• [Given problem]: Skip the images and return the records below exactly.

• [Supplied records]:
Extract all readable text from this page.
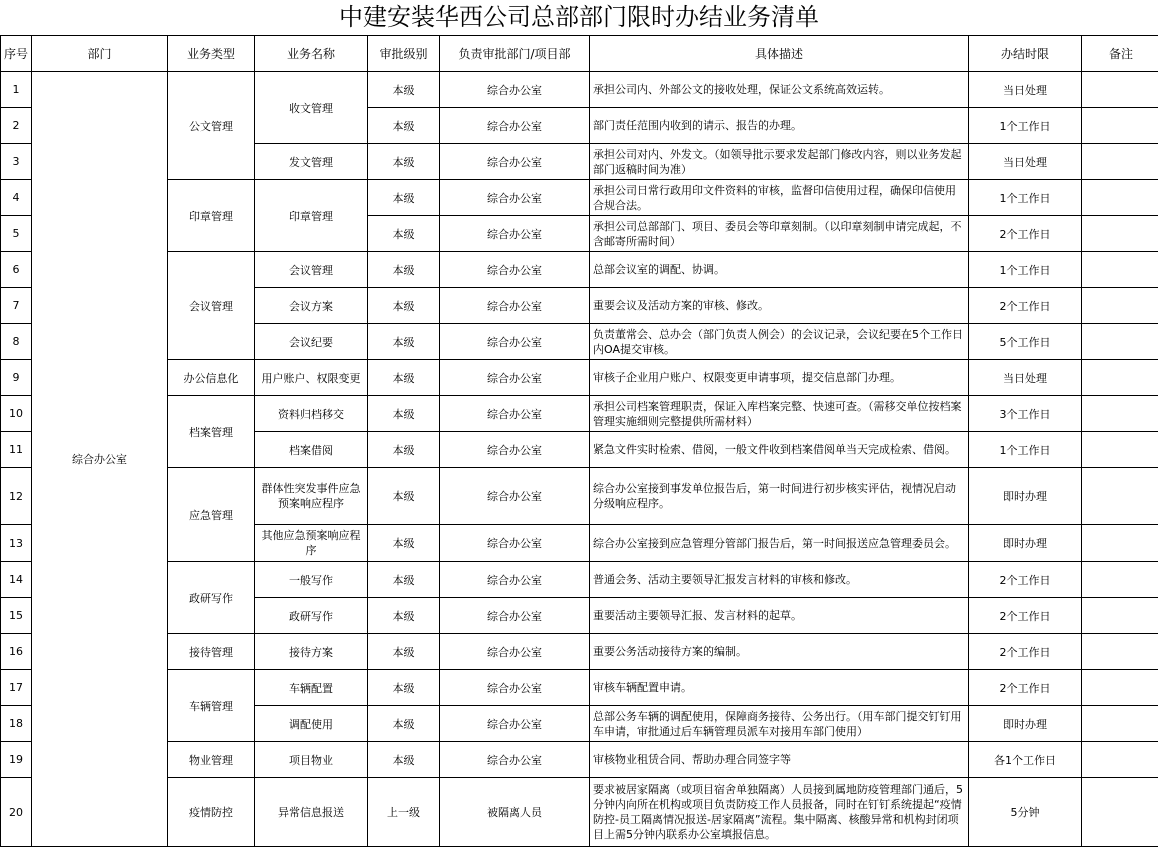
中建安装华西公司总部部门限时办结业务清单
序号	部门	业务类型	业务名称	审批级别	负责审批部门/项目部	具体描述	办结时限	备注
1	综合办公室	公文管理	收文管理	本级	综合办公室	承担公司内、外部公文的接收处理，保证公文系统高效运转。	当日处理	
2				本级	综合办公室	部门责任范围内收到的请示、报告的办理。	1个工作日	
3			发文管理	本级	综合办公室	承担公司对内、外发文。（如领导批示要求发起部门修改内容，则以业务发起部门返稿时间为准）	当日处理	
4		印章管理	印章管理	本级	综合办公室	承担公司日常行政用印文件资料的审核，监督印信使用过程，确保印信使用合规合法。	1个工作日	
5				本级	综合办公室	承担公司总部部门、项目、委员会等印章刻制。（以印章刻制申请完成起，不含邮寄所需时间）	2个工作日	
6		会议管理	会议管理	本级	综合办公室	总部会议室的调配、协调。	1个工作日	
7			会议方案	本级	综合办公室	重要会议及活动方案的审核、修改。	2个工作日	
8			会议纪要	本级	综合办公室	负责董常会、总办会（部门负责人例会）的会议记录，会议纪要在5个工作日内OA提交审核。	5个工作日	
9		办公信息化	用户账户、权限变更	本级	综合办公室	审核子企业用户账户、权限变更申请事项，提交信息部门办理。	当日处理	
10		档案管理	资料归档移交	本级	综合办公室	承担公司档案管理职责，保证入库档案完整、快速可查。（需移交单位按档案管理实施细则完整提供所需材料）	3个工作日	
11			档案借阅	本级	综合办公室	紧急文件实时检索、借阅，一般文件收到档案借阅单当天完成检索、借阅。	1个工作日	
12		应急管理	群体性突发事件应急预案响应程序	本级	综合办公室	综合办公室接到事发单位报告后，第一时间进行初步核实评估，视情况启动分级响应程序。	即时办理	
13			其他应急预案响应程序	本级	综合办公室	综合办公室接到应急管理分管部门报告后，第一时间报送应急管理委员会。	即时办理	
14		政研写作	一般写作	本级	综合办公室	普通会务、活动主要领导汇报发言材料的审核和修改。	2个工作日	
15			政研写作	本级	综合办公室	重要活动主要领导汇报、发言材料的起草。	2个工作日	
16		接待管理	接待方案	本级	综合办公室	重要公务活动接待方案的编制。	2个工作日	
17		车辆管理	车辆配置	本级	综合办公室	审核车辆配置申请。	2个工作日	
18			调配使用	本级	综合办公室	总部公务车辆的调配使用，保障商务接待、公务出行。（用车部门提交钉钉用车申请，审批通过后车辆管理员派车对接用车部门使用）	即时办理	
19		物业管理	项目物业	本级	综合办公室	审核物业租赁合同、帮助办理合同签字等	各1个工作日	
20		疫情防控	异常信息报送	上一级	被隔离人员	要求被居家隔离（或项目宿舍单独隔离）人员接到属地防疫管理部门通后，5分钟内向所在机构或项目负责防疫工作人员报备，同时在钉钉系统提起“疫情防控-员工隔离情况报送-居家隔离”流程。集中隔离、核酸异常和机构封闭项目上需5分钟内联系办公室填报信息。	5分钟	
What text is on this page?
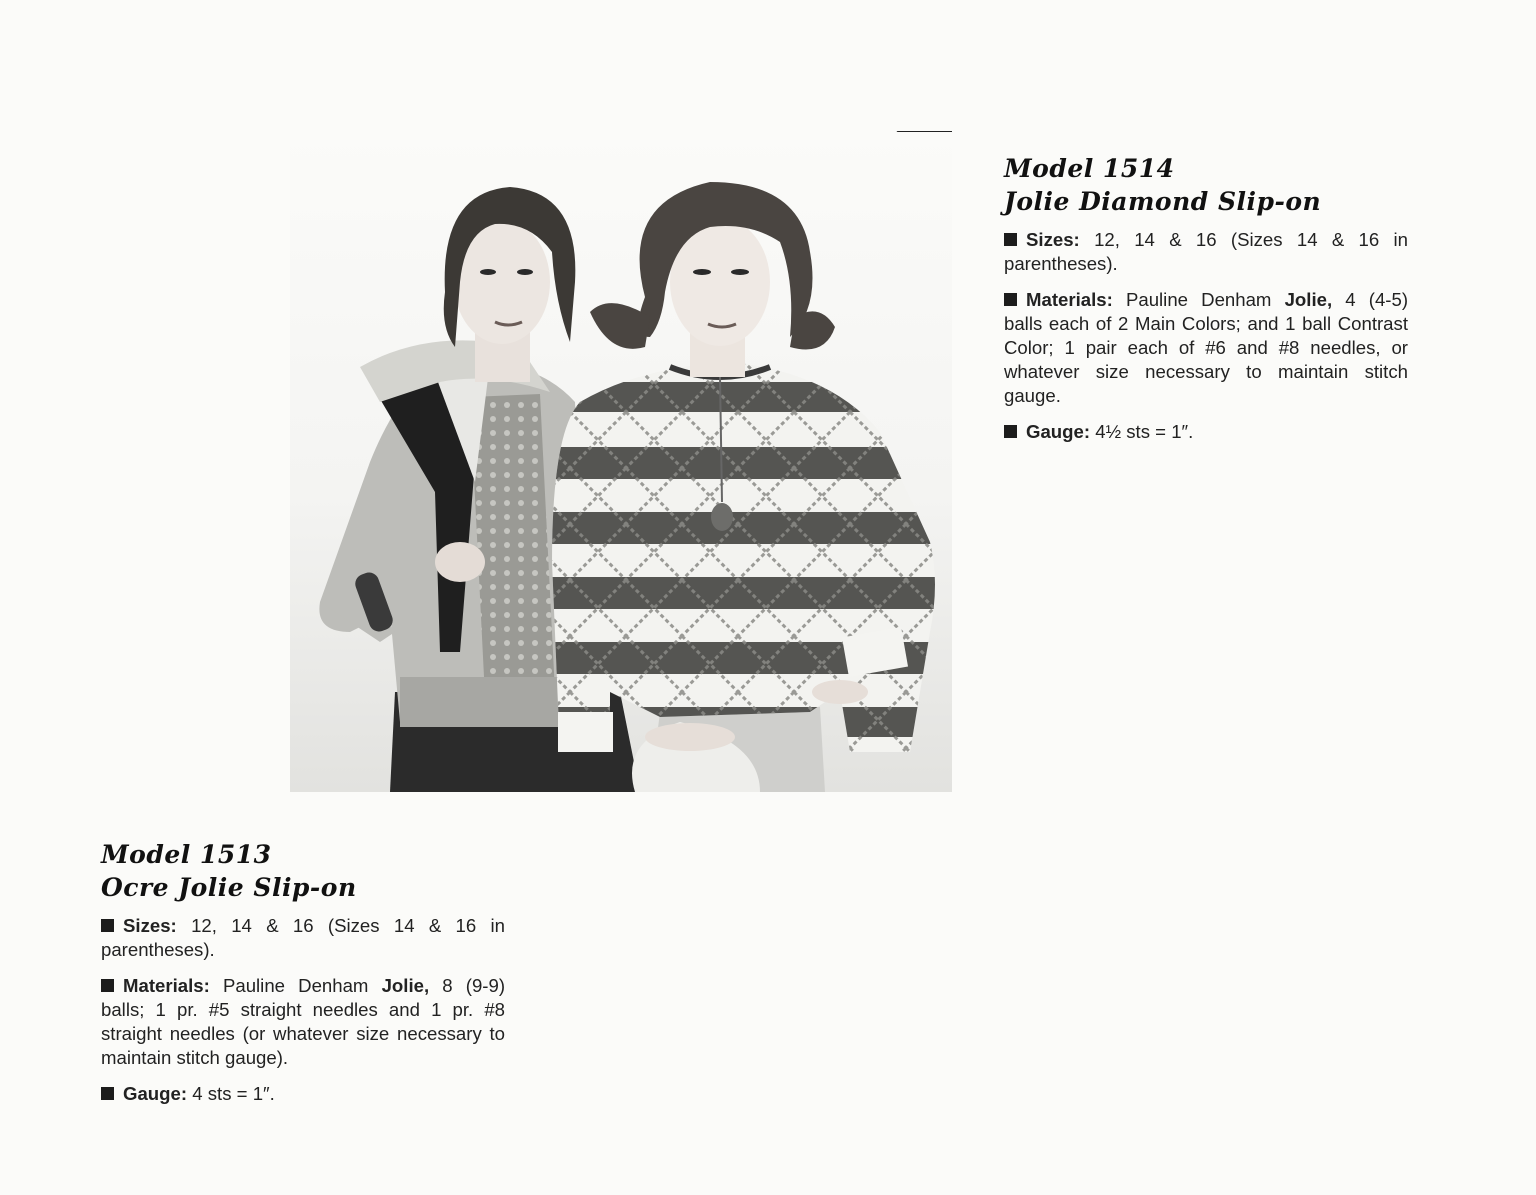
Model 1514
Jolie Diamond Slip-on

Sizes: 12, 14 & 16 (Sizes 14 & 16 in parentheses).

Materials: Pauline Denham Jolie, 4 (4-5) balls each of 2 Main Colors; and 1 ball Contrast Color; 1 pair each of #6 and #8 needles, or whatever size necessary to maintain stitch gauge.

Gauge: 4½ sts = 1″.

Model 1513
Ocre Jolie Slip-on

Sizes: 12, 14 & 16 (Sizes 14 & 16 in parentheses).

Materials: Pauline Denham Jolie, 8 (9-9) balls; 1 pr. #5 straight needles and 1 pr. #8 straight needles (or whatever size necessary to maintain stitch gauge).

Gauge: 4 sts = 1″.
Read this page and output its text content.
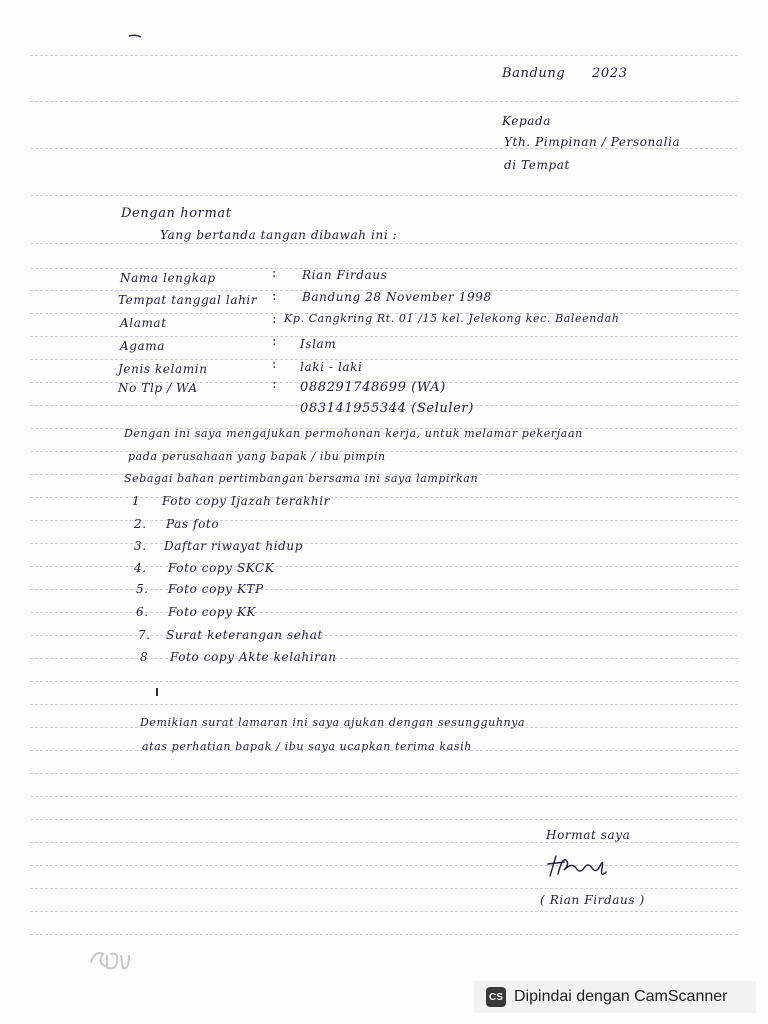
Bandung 2023
Kepada
Yth. Pimpinan / Personalia
di Tempat
Dengan hormat
Yang bertanda tangan dibawah ini :
Nama lengkap	: Rian Firdaus
Tempat tanggal lahir : Bandung 28 November 1998
Alamat	: Kp. Cangkring Rt. 01 /15 kel. Jelekong kec. Baleendah
Agama	: Islam
Jenis kelamin	: laki - laki
No Tlp / WA	: 088291748699 (WA)
083141955344 (Seluler)
Dengan ini saya mengajukan permohonan kerja, untuk melamar pekerjaan
pada perusahaan yang bapak / ibu pimpin
Sebagai bahan pertimbangan bersama ini saya lampirkan
1 Foto copy Ijazah terakhir
2. Pas foto
3. Daftar riwayat hidup
4. Foto copy SKCK
5. Foto copy KTP
6. Foto copy KK
7. Surat keterangan sehat
8 Foto copy Akte kelahiran
Demikian surat lamaran ini saya ajukan dengan sesungguhnya
atas perhatian bapak / ibu saya ucapkan terima kasih
Hormat saya
( Rian Firdaus )
CS Dipindai dengan CamScanner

• [Answer in full]:
Extract all readable text from this page.
中建安装华西公司总部部门限时办结业务清单
序号	部门	业务类型	业务名称	审批级别	负责审批部门/项目部	具体描述	办结时限	备注
1	综合办公室	公文管理	收文管理	本级	综合办公室	承担公司内、外部公文的接收处理，保证公文系统高效运转。	当日处理	
2				本级	综合办公室	部门责任范围内收到的请示、报告的办理。	1个工作日	
3			发文管理	本级	综合办公室	承担公司对内、外发文。（如领导批示要求发起部门修改内容，则以业务发起部门返稿时间为准）	当日处理	
4		印章管理	印章管理	本级	综合办公室	承担公司日常行政用印文件资料的审核，监督印信使用过程，确保印信使用合规合法。	1个工作日	
5				本级	综合办公室	承担公司总部部门、项目、委员会等印章刻制。（以印章刻制申请完成起，不含邮寄所需时间）	2个工作日	
6		会议管理	会议管理	本级	综合办公室	总部会议室的调配、协调。	1个工作日	
7			会议方案	本级	综合办公室	重要会议及活动方案的审核、修改。	2个工作日	
8			会议纪要	本级	综合办公室	负责董常会、总办会（部门负责人例会）的会议记录，会议纪要在5个工作日内OA提交审核。	5个工作日	
9		办公信息化	用户账户、权限变更	本级	综合办公室	审核子企业用户账户、权限变更申请事项，提交信息部门办理。	当日处理	
10		档案管理	资料归档移交	本级	综合办公室	承担公司档案管理职责，保证入库档案完整、快速可查。（需移交单位按档案管理实施细则完整提供所需材料）	3个工作日	
11			档案借阅	本级	综合办公室	紧急文件实时检索、借阅，一般文件收到档案借阅单当天完成检索、借阅。	1个工作日	
12		应急管理	群体性突发事件应急预案响应程序	本级	综合办公室	综合办公室接到事发单位报告后，第一时间进行初步核实评估，视情况启动分级响应程序。	即时办理	
13			其他应急预案响应程序	本级	综合办公室	综合办公室接到应急管理分管部门报告后，第一时间报送应急管理委员会。	即时办理	
14		政研写作	一般写作	本级	综合办公室	普通会务、活动主要领导汇报发言材料的审核和修改。	2个工作日	
15			政研写作	本级	综合办公室	重要活动主要领导汇报、发言材料的起草。	2个工作日	
16		接待管理	接待方案	本级	综合办公室	重要公务活动接待方案的编制。	2个工作日	
17		车辆管理	车辆配置	本级	综合办公室	审核车辆配置申请。	2个工作日	
18			调配使用	本级	综合办公室	总部公务车辆的调配使用，保障商务接待、公务出行。（用车部门提交钉钉用车申请，审批通过后车辆管理员派车对接用车部门使用）	即时办理	
19		物业管理	项目物业	本级	综合办公室	审核物业租赁合同、帮助办理合同签字等	各1个工作日	
20		疫情防控	异常信息报送	上一级	被隔离人员	要求被居家隔离（或项目宿舍单独隔离）人员接到属地防疫管理部门通后，5分钟内向所在机构或项目负责防疫工作人员报备，同时在钉钉系统提起“疫情防控-员工隔离情况报送-居家隔离”流程。集中隔离、核酸异常和机构封闭项目上需5分钟内联系办公室填报信息。	5分钟	
What text is on this page?
Model 1514
Jolie Diamond Slip-on

Sizes: 12, 14 & 16 (Sizes 14 & 16 in parentheses).

Materials: Pauline Denham Jolie, 4 (4-5) balls each of 2 Main Colors; and 1 ball Contrast Color; 1 pair each of #6 and #8 needles, or whatever size necessary to maintain stitch gauge.

Gauge: 4½ sts = 1″.

Model 1513
Ocre Jolie Slip-on

Sizes: 12, 14 & 16 (Sizes 14 & 16 in parentheses).

Materials: Pauline Denham Jolie, 8 (9-9) balls; 1 pr. #5 straight needles and 1 pr. #8 straight needles (or whatever size necessary to maintain stitch gauge).

Gauge: 4 sts = 1″.
Read this page and output its text content.
Bandung 2023
Kepada
Yth. Pimpinan / Personalia
di Tempat
Dengan hormat
Yang bertanda tangan dibawah ini :
Nama lengkap	: Rian Firdaus
Tempat tanggal lahir : Bandung 28 November 1998
Alamat	: Kp. Cangkring Rt. 01 /15 kel. Jelekong kec. Baleendah
Agama	: Islam
Jenis kelamin	: laki - laki
No Tlp / WA	: 088291748699 (WA)
083141955344 (Seluler)
Dengan ini saya mengajukan permohonan kerja, untuk melamar pekerjaan
pada perusahaan yang bapak / ibu pimpin
Sebagai bahan pertimbangan bersama ini saya lampirkan
1 Foto copy Ijazah terakhir
2. Pas foto
3. Daftar riwayat hidup
4. Foto copy SKCK
5. Foto copy KTP
6. Foto copy KK
7. Surat keterangan sehat
8 Foto copy Akte kelahiran
Demikian surat lamaran ini saya ajukan dengan sesungguhnya
atas perhatian bapak / ibu saya ucapkan terima kasih
Hormat saya
( Rian Firdaus )
CS Dipindai dengan CamScanner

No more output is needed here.